Filter for the word "color" and keep each matching line.
[Begin]
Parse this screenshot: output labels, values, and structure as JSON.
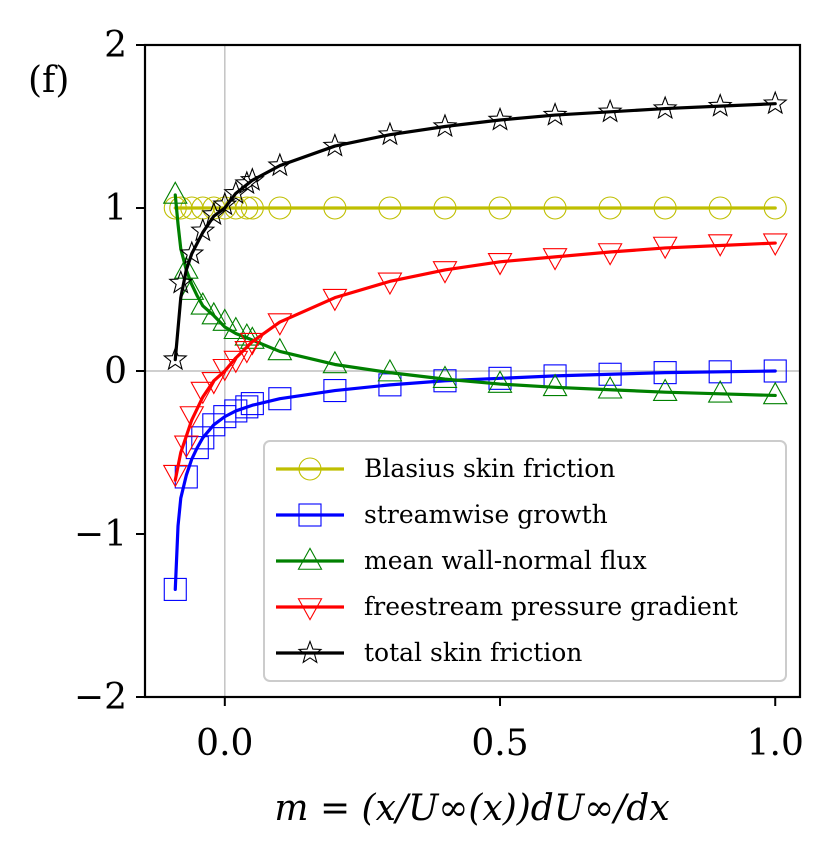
{
  "panel_label": "(f)",
  "chart_data": {
    "type": "line",
    "xlabel": "m = (x/U∞(x))dU∞/dx",
    "ylabel": "",
    "xlim": [
      -0.145,
      1.045
    ],
    "ylim": [
      -2,
      2
    ],
    "xticks": [
      0.0,
      0.5,
      1.0
    ],
    "xtick_labels": [
      "0.0",
      "0.5",
      "1.0"
    ],
    "yticks": [
      2,
      1,
      0,
      -1,
      -2
    ],
    "ytick_labels": [
      "2",
      "1",
      "0",
      "−1",
      "−2"
    ],
    "reference_lines": {
      "x": 0,
      "y": 0
    },
    "legend_position": "lower-right",
    "series": [
      {
        "name": "Blasius skin friction",
        "color": "#bfbf00",
        "marker": "circle",
        "curve": [
          [
            -0.09,
            1.0
          ],
          [
            1.0,
            1.0
          ]
        ],
        "markers": [
          [
            -0.09,
            1.0
          ],
          [
            -0.08,
            1.0
          ],
          [
            -0.06,
            1.0
          ],
          [
            -0.04,
            1.0
          ],
          [
            -0.02,
            1.0
          ],
          [
            0.0,
            1.0
          ],
          [
            0.02,
            1.0
          ],
          [
            0.04,
            1.0
          ],
          [
            0.05,
            1.0
          ],
          [
            0.1,
            1.0
          ],
          [
            0.2,
            1.0
          ],
          [
            0.3,
            1.0
          ],
          [
            0.4,
            1.0
          ],
          [
            0.5,
            1.0
          ],
          [
            0.6,
            1.0
          ],
          [
            0.7,
            1.0
          ],
          [
            0.8,
            1.0
          ],
          [
            0.9,
            1.0
          ],
          [
            1.0,
            1.0
          ]
        ]
      },
      {
        "name": "streamwise growth",
        "color": "#0000ff",
        "marker": "square",
        "curve": [
          [
            -0.09,
            -1.34
          ],
          [
            -0.085,
            -0.95
          ],
          [
            -0.08,
            -0.78
          ],
          [
            -0.07,
            -0.64
          ],
          [
            -0.06,
            -0.54
          ],
          [
            -0.05,
            -0.47
          ],
          [
            -0.04,
            -0.41
          ],
          [
            -0.02,
            -0.33
          ],
          [
            0.0,
            -0.28
          ],
          [
            0.02,
            -0.245
          ],
          [
            0.05,
            -0.21
          ],
          [
            0.1,
            -0.17
          ],
          [
            0.2,
            -0.12
          ],
          [
            0.3,
            -0.085
          ],
          [
            0.4,
            -0.06
          ],
          [
            0.5,
            -0.045
          ],
          [
            0.6,
            -0.03
          ],
          [
            0.7,
            -0.02
          ],
          [
            0.8,
            -0.01
          ],
          [
            0.9,
            -0.005
          ],
          [
            1.0,
            0.0
          ]
        ],
        "markers": [
          [
            -0.09,
            -1.34
          ],
          [
            -0.07,
            -0.65
          ],
          [
            -0.05,
            -0.47
          ],
          [
            -0.04,
            -0.41
          ],
          [
            -0.02,
            -0.33
          ],
          [
            0.0,
            -0.28
          ],
          [
            0.02,
            -0.245
          ],
          [
            0.04,
            -0.22
          ],
          [
            0.05,
            -0.2
          ],
          [
            0.1,
            -0.17
          ],
          [
            0.2,
            -0.12
          ],
          [
            0.3,
            -0.085
          ],
          [
            0.4,
            -0.06
          ],
          [
            0.5,
            -0.045
          ],
          [
            0.6,
            -0.03
          ],
          [
            0.7,
            -0.02
          ],
          [
            0.8,
            -0.01
          ],
          [
            0.9,
            -0.005
          ],
          [
            1.0,
            0.0
          ]
        ]
      },
      {
        "name": "mean wall-normal flux",
        "color": "#008000",
        "marker": "triangle-up",
        "curve": [
          [
            -0.09,
            1.08
          ],
          [
            -0.085,
            0.9
          ],
          [
            -0.08,
            0.75
          ],
          [
            -0.07,
            0.62
          ],
          [
            -0.06,
            0.53
          ],
          [
            -0.05,
            0.46
          ],
          [
            -0.04,
            0.4
          ],
          [
            -0.02,
            0.34
          ],
          [
            0.0,
            0.27
          ],
          [
            0.02,
            0.23
          ],
          [
            0.05,
            0.19
          ],
          [
            0.1,
            0.12
          ],
          [
            0.2,
            0.04
          ],
          [
            0.3,
            -0.01
          ],
          [
            0.4,
            -0.05
          ],
          [
            0.5,
            -0.08
          ],
          [
            0.6,
            -0.1
          ],
          [
            0.7,
            -0.115
          ],
          [
            0.8,
            -0.13
          ],
          [
            0.9,
            -0.14
          ],
          [
            1.0,
            -0.15
          ]
        ],
        "markers": [
          [
            -0.09,
            1.08
          ],
          [
            -0.07,
            0.62
          ],
          [
            -0.06,
            0.49
          ],
          [
            -0.04,
            0.4
          ],
          [
            -0.02,
            0.34
          ],
          [
            0.0,
            0.3
          ],
          [
            0.02,
            0.25
          ],
          [
            0.04,
            0.21
          ],
          [
            0.05,
            0.19
          ],
          [
            0.1,
            0.12
          ],
          [
            0.2,
            0.04
          ],
          [
            0.3,
            -0.01
          ],
          [
            0.4,
            -0.05
          ],
          [
            0.5,
            -0.08
          ],
          [
            0.6,
            -0.1
          ],
          [
            0.7,
            -0.115
          ],
          [
            0.8,
            -0.13
          ],
          [
            0.9,
            -0.14
          ],
          [
            1.0,
            -0.15
          ]
        ]
      },
      {
        "name": "freestream pressure gradient",
        "color": "#ff0000",
        "marker": "triangle-down",
        "curve": [
          [
            -0.09,
            -0.67
          ],
          [
            -0.08,
            -0.5
          ],
          [
            -0.07,
            -0.4
          ],
          [
            -0.06,
            -0.3
          ],
          [
            -0.04,
            -0.16
          ],
          [
            -0.02,
            -0.06
          ],
          [
            0.0,
            0.0
          ],
          [
            0.02,
            0.08
          ],
          [
            0.05,
            0.18
          ],
          [
            0.1,
            0.3
          ],
          [
            0.2,
            0.45
          ],
          [
            0.3,
            0.55
          ],
          [
            0.4,
            0.62
          ],
          [
            0.5,
            0.67
          ],
          [
            0.6,
            0.7
          ],
          [
            0.7,
            0.73
          ],
          [
            0.8,
            0.755
          ],
          [
            0.9,
            0.77
          ],
          [
            1.0,
            0.785
          ]
        ],
        "markers": [
          [
            -0.09,
            -0.63
          ],
          [
            -0.07,
            -0.45
          ],
          [
            -0.06,
            -0.27
          ],
          [
            -0.04,
            -0.12
          ],
          [
            -0.02,
            -0.06
          ],
          [
            0.0,
            0.02
          ],
          [
            0.02,
            0.07
          ],
          [
            0.04,
            0.13
          ],
          [
            0.05,
            0.18
          ],
          [
            0.1,
            0.3
          ],
          [
            0.2,
            0.45
          ],
          [
            0.3,
            0.55
          ],
          [
            0.4,
            0.62
          ],
          [
            0.5,
            0.67
          ],
          [
            0.6,
            0.7
          ],
          [
            0.7,
            0.73
          ],
          [
            0.8,
            0.77
          ],
          [
            0.9,
            0.785
          ],
          [
            1.0,
            0.79
          ]
        ]
      },
      {
        "name": "total skin friction",
        "color": "#000000",
        "marker": "star",
        "curve": [
          [
            -0.09,
            0.07
          ],
          [
            -0.08,
            0.45
          ],
          [
            -0.07,
            0.62
          ],
          [
            -0.06,
            0.72
          ],
          [
            -0.04,
            0.85
          ],
          [
            -0.02,
            0.95
          ],
          [
            0.0,
            1.0
          ],
          [
            0.02,
            1.09
          ],
          [
            0.05,
            1.17
          ],
          [
            0.1,
            1.26
          ],
          [
            0.2,
            1.38
          ],
          [
            0.3,
            1.45
          ],
          [
            0.4,
            1.5
          ],
          [
            0.5,
            1.54
          ],
          [
            0.6,
            1.57
          ],
          [
            0.7,
            1.59
          ],
          [
            0.8,
            1.61
          ],
          [
            0.9,
            1.625
          ],
          [
            1.0,
            1.64
          ]
        ],
        "markers": [
          [
            -0.09,
            0.07
          ],
          [
            -0.08,
            0.54
          ],
          [
            -0.06,
            0.72
          ],
          [
            -0.04,
            0.86
          ],
          [
            -0.02,
            0.96
          ],
          [
            0.0,
            1.02
          ],
          [
            0.02,
            1.09
          ],
          [
            0.04,
            1.15
          ],
          [
            0.05,
            1.17
          ],
          [
            0.1,
            1.26
          ],
          [
            0.2,
            1.38
          ],
          [
            0.3,
            1.45
          ],
          [
            0.4,
            1.5
          ],
          [
            0.5,
            1.54
          ],
          [
            0.6,
            1.57
          ],
          [
            0.7,
            1.59
          ],
          [
            0.8,
            1.61
          ],
          [
            0.9,
            1.625
          ],
          [
            1.0,
            1.64
          ]
        ]
      }
    ]
  }
}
[End]
_Written response_
        "color": "#bfbf00",
        "color": "#0000ff",
        "color": "#008000",
        "color": "#ff0000",
        "color": "#000000",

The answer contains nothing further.